The request: Make an exact copy of the listing below.

---

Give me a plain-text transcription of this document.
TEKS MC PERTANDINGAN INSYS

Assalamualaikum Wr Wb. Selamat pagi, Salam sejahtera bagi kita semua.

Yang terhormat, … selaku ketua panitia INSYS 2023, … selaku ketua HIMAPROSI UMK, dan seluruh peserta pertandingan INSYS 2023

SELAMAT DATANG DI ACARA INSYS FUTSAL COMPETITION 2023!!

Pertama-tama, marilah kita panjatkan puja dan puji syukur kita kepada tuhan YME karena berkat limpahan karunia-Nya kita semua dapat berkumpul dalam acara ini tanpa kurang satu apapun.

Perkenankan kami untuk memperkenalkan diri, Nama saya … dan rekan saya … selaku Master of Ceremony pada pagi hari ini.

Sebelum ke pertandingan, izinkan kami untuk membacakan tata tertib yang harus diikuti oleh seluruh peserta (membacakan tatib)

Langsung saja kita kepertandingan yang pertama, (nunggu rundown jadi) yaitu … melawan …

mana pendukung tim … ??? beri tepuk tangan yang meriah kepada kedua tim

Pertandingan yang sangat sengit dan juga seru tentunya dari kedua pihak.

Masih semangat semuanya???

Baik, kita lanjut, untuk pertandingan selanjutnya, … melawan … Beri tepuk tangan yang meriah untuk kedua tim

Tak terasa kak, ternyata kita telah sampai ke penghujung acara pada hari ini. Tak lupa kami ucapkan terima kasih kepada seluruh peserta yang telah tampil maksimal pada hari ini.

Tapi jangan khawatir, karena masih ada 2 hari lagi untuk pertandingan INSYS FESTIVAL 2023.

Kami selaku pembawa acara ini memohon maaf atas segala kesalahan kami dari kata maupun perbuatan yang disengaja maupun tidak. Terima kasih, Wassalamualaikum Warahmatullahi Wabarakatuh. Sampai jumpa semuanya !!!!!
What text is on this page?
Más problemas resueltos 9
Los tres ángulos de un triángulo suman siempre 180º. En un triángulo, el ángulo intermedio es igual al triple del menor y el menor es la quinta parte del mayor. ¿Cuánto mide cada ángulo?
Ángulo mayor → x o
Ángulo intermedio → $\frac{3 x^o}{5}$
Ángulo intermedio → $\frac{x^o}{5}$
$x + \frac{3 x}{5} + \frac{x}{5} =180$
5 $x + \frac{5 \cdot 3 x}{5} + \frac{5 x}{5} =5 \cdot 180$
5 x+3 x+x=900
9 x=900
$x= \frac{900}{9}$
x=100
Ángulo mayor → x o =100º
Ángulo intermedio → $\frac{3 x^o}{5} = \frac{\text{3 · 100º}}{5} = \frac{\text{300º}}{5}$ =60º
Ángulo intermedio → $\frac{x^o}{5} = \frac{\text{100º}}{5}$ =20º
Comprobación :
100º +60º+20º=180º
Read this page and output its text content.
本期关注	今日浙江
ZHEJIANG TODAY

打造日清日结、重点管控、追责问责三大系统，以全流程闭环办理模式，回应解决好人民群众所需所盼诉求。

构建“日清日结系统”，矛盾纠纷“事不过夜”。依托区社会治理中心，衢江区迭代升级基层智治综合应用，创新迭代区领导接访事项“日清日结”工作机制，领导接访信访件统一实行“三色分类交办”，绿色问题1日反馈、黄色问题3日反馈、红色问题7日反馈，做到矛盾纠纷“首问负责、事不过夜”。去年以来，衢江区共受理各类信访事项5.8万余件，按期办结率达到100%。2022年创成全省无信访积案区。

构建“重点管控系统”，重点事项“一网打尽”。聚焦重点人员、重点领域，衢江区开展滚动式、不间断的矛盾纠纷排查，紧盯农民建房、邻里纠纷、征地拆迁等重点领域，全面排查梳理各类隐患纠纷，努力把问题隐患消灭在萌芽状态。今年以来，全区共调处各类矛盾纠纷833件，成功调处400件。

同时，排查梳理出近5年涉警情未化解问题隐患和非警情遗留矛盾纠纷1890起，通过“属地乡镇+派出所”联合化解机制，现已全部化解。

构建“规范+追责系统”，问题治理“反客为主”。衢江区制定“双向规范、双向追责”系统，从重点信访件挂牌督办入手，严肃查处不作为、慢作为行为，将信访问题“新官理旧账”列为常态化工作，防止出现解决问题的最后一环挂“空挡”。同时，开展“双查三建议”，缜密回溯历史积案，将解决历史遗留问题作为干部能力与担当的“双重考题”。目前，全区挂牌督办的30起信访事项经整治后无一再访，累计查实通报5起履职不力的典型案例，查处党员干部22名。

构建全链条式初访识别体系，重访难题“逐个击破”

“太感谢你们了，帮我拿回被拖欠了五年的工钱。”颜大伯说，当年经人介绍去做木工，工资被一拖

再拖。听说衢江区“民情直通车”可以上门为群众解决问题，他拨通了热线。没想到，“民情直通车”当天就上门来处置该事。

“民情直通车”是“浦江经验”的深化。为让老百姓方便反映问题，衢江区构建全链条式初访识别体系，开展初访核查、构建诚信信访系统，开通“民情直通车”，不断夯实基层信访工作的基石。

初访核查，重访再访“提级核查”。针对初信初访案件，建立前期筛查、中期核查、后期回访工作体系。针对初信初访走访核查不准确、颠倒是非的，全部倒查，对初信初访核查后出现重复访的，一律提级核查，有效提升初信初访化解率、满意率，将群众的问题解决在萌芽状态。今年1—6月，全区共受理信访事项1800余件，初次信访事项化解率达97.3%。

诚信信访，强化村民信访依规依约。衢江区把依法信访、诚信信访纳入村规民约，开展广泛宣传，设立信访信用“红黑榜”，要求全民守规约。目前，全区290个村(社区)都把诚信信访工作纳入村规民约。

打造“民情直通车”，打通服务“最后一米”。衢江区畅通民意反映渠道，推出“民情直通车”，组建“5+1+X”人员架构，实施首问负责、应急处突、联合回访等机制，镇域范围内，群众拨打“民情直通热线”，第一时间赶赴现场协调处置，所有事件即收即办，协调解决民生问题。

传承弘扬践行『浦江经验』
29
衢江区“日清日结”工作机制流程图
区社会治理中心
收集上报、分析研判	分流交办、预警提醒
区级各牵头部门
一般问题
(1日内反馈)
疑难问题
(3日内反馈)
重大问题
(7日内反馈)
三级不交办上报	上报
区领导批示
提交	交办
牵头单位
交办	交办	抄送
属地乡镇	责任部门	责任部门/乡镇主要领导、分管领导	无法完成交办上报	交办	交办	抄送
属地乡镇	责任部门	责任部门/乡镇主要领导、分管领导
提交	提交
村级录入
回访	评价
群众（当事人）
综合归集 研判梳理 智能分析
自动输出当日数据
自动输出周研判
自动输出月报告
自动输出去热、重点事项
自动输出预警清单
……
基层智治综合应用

---

Result for this exercise:
Give me a plain-text transcription of this document.
TEKS MC PERTANDINGAN INSYS

Assalamualaikum Wr Wb. Selamat pagi, Salam sejahtera bagi kita semua.

Yang terhormat, … selaku ketua panitia INSYS 2023, … selaku ketua HIMAPROSI UMK, dan seluruh peserta pertandingan INSYS 2023

SELAMAT DATANG DI ACARA INSYS FUTSAL COMPETITION 2023!!

Pertama-tama, marilah kita panjatkan puja dan puji syukur kita kepada tuhan YME karena berkat limpahan karunia-Nya kita semua dapat berkumpul dalam acara ini tanpa kurang satu apapun.

Perkenankan kami untuk memperkenalkan diri, Nama saya … dan rekan saya … selaku Master of Ceremony pada pagi hari ini.

Sebelum ke pertandingan, izinkan kami untuk membacakan tata tertib yang harus diikuti oleh seluruh peserta (membacakan tatib)

Langsung saja kita kepertandingan yang pertama, (nunggu rundown jadi) yaitu … melawan …

mana pendukung tim … ??? beri tepuk tangan yang meriah kepada kedua tim

Pertandingan yang sangat sengit dan juga seru tentunya dari kedua pihak.

Masih semangat semuanya???

Baik, kita lanjut, untuk pertandingan selanjutnya, … melawan … Beri tepuk tangan yang meriah untuk kedua tim

Tak terasa kak, ternyata kita telah sampai ke penghujung acara pada hari ini. Tak lupa kami ucapkan terima kasih kepada seluruh peserta yang telah tampil maksimal pada hari ini.

Tapi jangan khawatir, karena masih ada 2 hari lagi untuk pertandingan INSYS FESTIVAL 2023.

Kami selaku pembawa acara ini memohon maaf atas segala kesalahan kami dari kata maupun perbuatan yang disengaja maupun tidak. Terima kasih, Wassalamualaikum Warahmatullahi Wabarakatuh. Sampai jumpa semuanya !!!!!
What text is on this page?
Más problemas resueltos 9
Los tres ángulos de un triángulo suman siempre 180º. En un triángulo, el ángulo intermedio es igual al triple del menor y el menor es la quinta parte del mayor. ¿Cuánto mide cada ángulo?
Ángulo mayor → x o
Ángulo intermedio → $\frac{3 x^o}{5}$
Ángulo intermedio → $\frac{x^o}{5}$
$x + \frac{3 x}{5} + \frac{x}{5} =180$
5 $x + \frac{5 \cdot 3 x}{5} + \frac{5 x}{5} =5 \cdot 180$
5 x+3 x+x=900
9 x=900
$x= \frac{900}{9}$
x=100
Ángulo mayor → x o =100º
Ángulo intermedio → $\frac{3 x^o}{5} = \frac{\text{3 · 100º}}{5} = \frac{\text{300º}}{5}$ =60º
Ángulo intermedio → $\frac{x^o}{5} = \frac{\text{100º}}{5}$ =20º
Comprobación :
100º +60º+20º=180º
Read this page and output its text content.
本期关注	今日浙江
ZHEJIANG TODAY

打造日清日结、重点管控、追责问责三大系统，以全流程闭环办理模式，回应解决好人民群众所需所盼诉求。

构建“日清日结系统”，矛盾纠纷“事不过夜”。依托区社会治理中心，衢江区迭代升级基层智治综合应用，创新迭代区领导接访事项“日清日结”工作机制，领导接访信访件统一实行“三色分类交办”，绿色问题1日反馈、黄色问题3日反馈、红色问题7日反馈，做到矛盾纠纷“首问负责、事不过夜”。去年以来，衢江区共受理各类信访事项5.8万余件，按期办结率达到100%。2022年创成全省无信访积案区。

构建“重点管控系统”，重点事项“一网打尽”。聚焦重点人员、重点领域，衢江区开展滚动式、不间断的矛盾纠纷排查，紧盯农民建房、邻里纠纷、征地拆迁等重点领域，全面排查梳理各类隐患纠纷，努力把问题隐患消灭在萌芽状态。今年以来，全区共调处各类矛盾纠纷833件，成功调处400件。

同时，排查梳理出近5年涉警情未化解问题隐患和非警情遗留矛盾纠纷1890起，通过“属地乡镇+派出所”联合化解机制，现已全部化解。

构建“规范+追责系统”，问题治理“反客为主”。衢江区制定“双向规范、双向追责”系统，从重点信访件挂牌督办入手，严肃查处不作为、慢作为行为，将信访问题“新官理旧账”列为常态化工作，防止出现解决问题的最后一环挂“空挡”。同时，开展“双查三建议”，缜密回溯历史积案，将解决历史遗留问题作为干部能力与担当的“双重考题”。目前，全区挂牌督办的30起信访事项经整治后无一再访，累计查实通报5起履职不力的典型案例，查处党员干部22名。

构建全链条式初访识别体系，重访难题“逐个击破”

“太感谢你们了，帮我拿回被拖欠了五年的工钱。”颜大伯说，当年经人介绍去做木工，工资被一拖

再拖。听说衢江区“民情直通车”可以上门为群众解决问题，他拨通了热线。没想到，“民情直通车”当天就上门来处置该事。

“民情直通车”是“浦江经验”的深化。为让老百姓方便反映问题，衢江区构建全链条式初访识别体系，开展初访核查、构建诚信信访系统，开通“民情直通车”，不断夯实基层信访工作的基石。

初访核查，重访再访“提级核查”。针对初信初访案件，建立前期筛查、中期核查、后期回访工作体系。针对初信初访走访核查不准确、颠倒是非的，全部倒查，对初信初访核查后出现重复访的，一律提级核查，有效提升初信初访化解率、满意率，将群众的问题解决在萌芽状态。今年1—6月，全区共受理信访事项1800余件，初次信访事项化解率达97.3%。

诚信信访，强化村民信访依规依约。衢江区把依法信访、诚信信访纳入村规民约，开展广泛宣传，设立信访信用“红黑榜”，要求全民守规约。目前，全区290个村(社区)都把诚信信访工作纳入村规民约。

打造“民情直通车”，打通服务“最后一米”。衢江区畅通民意反映渠道，推出“民情直通车”，组建“5+1+X”人员架构，实施首问负责、应急处突、联合回访等机制，镇域范围内，群众拨打“民情直通热线”，第一时间赶赴现场协调处置，所有事件即收即办，协调解决民生问题。

传承弘扬践行『浦江经验』
29
衢江区“日清日结”工作机制流程图
区社会治理中心
收集上报、分析研判	分流交办、预警提醒
区级各牵头部门
一般问题
(1日内反馈)
疑难问题
(3日内反馈)
重大问题
(7日内反馈)
三级不交办上报	上报
区领导批示
提交	交办
牵头单位
交办	交办	抄送
属地乡镇	责任部门	责任部门/乡镇主要领导、分管领导	无法完成交办上报	交办	交办	抄送
属地乡镇	责任部门	责任部门/乡镇主要领导、分管领导
提交	提交
村级录入
回访	评价
群众（当事人）
综合归集 研判梳理 智能分析
自动输出当日数据
自动输出周研判
自动输出月报告
自动输出去热、重点事项
自动输出预警清单
……
基层智治综合应用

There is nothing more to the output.